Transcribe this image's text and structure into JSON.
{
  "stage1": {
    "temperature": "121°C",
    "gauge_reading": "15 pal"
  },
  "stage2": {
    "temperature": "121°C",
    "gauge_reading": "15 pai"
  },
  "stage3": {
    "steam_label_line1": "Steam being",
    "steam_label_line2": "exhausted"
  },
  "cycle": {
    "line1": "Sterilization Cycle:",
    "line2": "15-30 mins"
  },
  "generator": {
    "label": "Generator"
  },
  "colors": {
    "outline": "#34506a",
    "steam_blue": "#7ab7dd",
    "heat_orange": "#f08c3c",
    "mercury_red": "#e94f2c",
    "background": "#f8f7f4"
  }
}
################
(TASK)
Return the whole listing exactly.

(THE REPLY)
Transcribe this image's text and structure into JSON.
{
  "stage1": {
    "temperature": "121°C",
    "gauge_reading": "15 pal"
  },
  "stage2": {
    "temperature": "121°C",
    "gauge_reading": "15 pai"
  },
  "stage3": {
    "steam_label_line1": "Steam being",
    "steam_label_line2": "exhausted"
  },
  "cycle": {
    "line1": "Sterilization Cycle:",
    "line2": "15-30 mins"
  },
  "generator": {
    "label": "Generator"
  },
  "colors": {
    "outline": "#34506a",
    "steam_blue": "#7ab7dd",
    "heat_orange": "#f08c3c",
    "mercury_red": "#e94f2c",
    "background": "#f8f7f4"
  }
}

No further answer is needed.